**The exercise:**
Write the next part of the Magic: The Gathering metagame column shown below, starting after its last sentence. The entries that follow the column are not part of it.

**Document passage:**
Welcome to a new edition of State of the Meta! PT 25th Anniversary is right around the corner, which will feature Team Constructed only (no draft) with each team member playing a separate format (Standard/Modern/Legacy).
Things have been shifting a bit as of late in the world of eternal formats: from the dominance of Matt Nass and his KCI build in Modern, to the recent Banned & Restricted announcement removing Deathrite Shaman and Gitaxian Probe out of the Legacy landscape. So I figured I would have a look at recent results from the past two weeks (MTGO and paper tournaments) and what the new hot techs are. Today’s column will focus on Modern, with Legacy coming later on this week.
Modern – Known Quantities
Let’s start right away with the elephant in the room: Humans has been sitting atop the Modern metagame for a while, and in yet another case of the rich getting richer, was awarded a shiny new toy with M19 – Militia Bugler.

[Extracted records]
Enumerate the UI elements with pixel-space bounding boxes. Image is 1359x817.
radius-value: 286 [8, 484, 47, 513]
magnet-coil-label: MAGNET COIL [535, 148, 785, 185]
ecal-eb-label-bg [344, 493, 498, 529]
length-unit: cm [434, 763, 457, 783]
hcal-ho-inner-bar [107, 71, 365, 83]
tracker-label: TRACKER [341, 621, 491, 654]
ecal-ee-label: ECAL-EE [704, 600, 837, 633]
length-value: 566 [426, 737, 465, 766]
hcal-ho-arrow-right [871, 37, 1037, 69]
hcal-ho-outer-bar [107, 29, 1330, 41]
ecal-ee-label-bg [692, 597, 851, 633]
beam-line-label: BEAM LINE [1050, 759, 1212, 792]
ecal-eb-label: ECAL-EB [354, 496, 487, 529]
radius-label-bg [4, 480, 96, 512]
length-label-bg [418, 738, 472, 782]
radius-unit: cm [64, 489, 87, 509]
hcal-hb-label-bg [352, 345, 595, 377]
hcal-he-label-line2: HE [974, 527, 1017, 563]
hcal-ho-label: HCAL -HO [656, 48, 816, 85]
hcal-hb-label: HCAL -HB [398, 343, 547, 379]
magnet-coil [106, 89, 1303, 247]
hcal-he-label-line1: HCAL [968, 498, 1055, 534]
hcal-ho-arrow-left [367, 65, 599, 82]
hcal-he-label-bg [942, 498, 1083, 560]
--
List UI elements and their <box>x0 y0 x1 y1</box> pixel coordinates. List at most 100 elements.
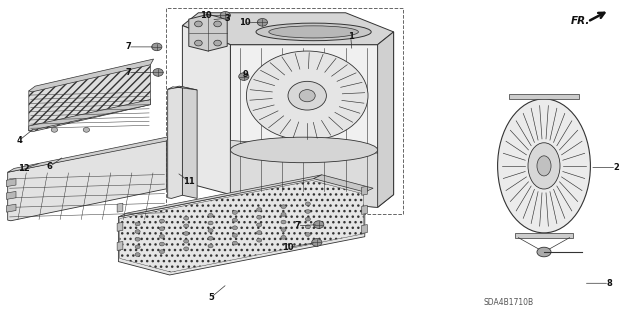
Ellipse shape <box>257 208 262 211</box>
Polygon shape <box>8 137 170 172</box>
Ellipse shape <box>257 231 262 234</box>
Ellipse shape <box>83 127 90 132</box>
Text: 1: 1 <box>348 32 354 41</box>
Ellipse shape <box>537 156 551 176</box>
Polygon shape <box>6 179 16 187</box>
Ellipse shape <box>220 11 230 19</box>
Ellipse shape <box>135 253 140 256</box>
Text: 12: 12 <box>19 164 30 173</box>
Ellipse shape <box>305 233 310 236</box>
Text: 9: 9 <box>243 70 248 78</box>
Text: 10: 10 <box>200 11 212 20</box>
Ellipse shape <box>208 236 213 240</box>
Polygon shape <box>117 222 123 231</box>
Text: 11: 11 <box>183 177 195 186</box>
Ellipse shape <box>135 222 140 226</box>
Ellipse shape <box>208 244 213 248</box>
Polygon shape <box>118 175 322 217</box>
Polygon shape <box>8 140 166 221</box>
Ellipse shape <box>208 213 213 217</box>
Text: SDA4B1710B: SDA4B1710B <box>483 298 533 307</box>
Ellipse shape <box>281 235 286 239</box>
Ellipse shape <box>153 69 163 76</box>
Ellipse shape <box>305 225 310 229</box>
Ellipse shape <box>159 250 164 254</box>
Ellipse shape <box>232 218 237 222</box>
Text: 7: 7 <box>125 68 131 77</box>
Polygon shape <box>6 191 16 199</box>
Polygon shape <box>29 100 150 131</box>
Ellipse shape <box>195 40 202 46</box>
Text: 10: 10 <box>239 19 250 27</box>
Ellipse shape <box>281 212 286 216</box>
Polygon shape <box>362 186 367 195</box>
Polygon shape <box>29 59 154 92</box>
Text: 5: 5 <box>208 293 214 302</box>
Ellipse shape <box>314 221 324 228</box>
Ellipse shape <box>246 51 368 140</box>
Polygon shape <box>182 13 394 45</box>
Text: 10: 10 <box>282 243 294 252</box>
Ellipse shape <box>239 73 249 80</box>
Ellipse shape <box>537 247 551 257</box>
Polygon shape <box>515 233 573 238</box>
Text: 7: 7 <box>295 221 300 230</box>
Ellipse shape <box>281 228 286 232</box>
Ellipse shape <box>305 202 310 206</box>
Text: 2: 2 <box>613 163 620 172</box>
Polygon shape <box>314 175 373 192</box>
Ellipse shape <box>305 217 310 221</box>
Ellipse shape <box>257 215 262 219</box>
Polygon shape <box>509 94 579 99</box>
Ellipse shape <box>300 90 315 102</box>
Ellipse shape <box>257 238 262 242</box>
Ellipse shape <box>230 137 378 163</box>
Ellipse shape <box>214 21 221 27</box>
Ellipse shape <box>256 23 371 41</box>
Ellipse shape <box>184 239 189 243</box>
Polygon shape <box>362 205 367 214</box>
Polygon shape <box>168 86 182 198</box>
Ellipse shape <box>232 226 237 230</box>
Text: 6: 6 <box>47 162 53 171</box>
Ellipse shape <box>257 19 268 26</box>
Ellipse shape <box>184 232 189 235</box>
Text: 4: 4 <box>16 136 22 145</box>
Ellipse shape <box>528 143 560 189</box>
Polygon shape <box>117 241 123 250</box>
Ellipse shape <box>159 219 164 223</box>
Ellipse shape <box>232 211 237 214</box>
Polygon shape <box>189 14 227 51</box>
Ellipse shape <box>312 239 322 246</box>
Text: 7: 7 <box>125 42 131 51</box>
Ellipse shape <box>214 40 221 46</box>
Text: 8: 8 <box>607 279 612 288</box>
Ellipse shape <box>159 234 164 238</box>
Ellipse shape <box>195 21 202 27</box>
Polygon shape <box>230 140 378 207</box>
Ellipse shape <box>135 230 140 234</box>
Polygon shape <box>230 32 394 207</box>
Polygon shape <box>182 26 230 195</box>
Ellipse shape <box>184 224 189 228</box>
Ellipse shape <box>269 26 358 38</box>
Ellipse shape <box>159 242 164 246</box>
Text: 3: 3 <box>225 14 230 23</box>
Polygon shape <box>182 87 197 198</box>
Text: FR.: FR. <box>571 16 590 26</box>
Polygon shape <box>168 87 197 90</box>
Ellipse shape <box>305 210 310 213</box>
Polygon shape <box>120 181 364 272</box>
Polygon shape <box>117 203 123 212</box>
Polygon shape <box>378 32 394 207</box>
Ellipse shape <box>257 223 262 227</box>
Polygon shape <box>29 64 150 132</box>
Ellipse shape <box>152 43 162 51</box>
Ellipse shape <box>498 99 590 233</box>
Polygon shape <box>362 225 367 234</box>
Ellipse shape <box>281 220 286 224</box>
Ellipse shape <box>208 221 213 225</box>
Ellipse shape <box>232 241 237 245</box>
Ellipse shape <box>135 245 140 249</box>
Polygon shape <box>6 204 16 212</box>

**Answer to this task:**
This uncommon flew under the radar of many during preorder season, but foils are now sitting pretty at around $10 on TCGplayer. While some pros have downplayed its potential in Humans, I will let Pro Tour Champion Gerry Thompson do the talking here:
Militia Bugler allows you to grind, find your hate, and give you more bodies to pump with Thalia’s Lieutenant. It’s the perfect card for Humans and is a significant upgrade to the deck. Considering Humans was already among the top decks in the format, it should make quite an impact.
That’s quite the ringing endorsement if you ask me. Militia Bugler is played in a variety of maindeck/sideboard splits, but never with fewer than two copies in the maindeck. Its inclusion has significantly shifted the Humans build towards Aether Vial rather than Collected Company. I would keep an eye on Vial prices and snap copies if you see an uptick and intend to play them.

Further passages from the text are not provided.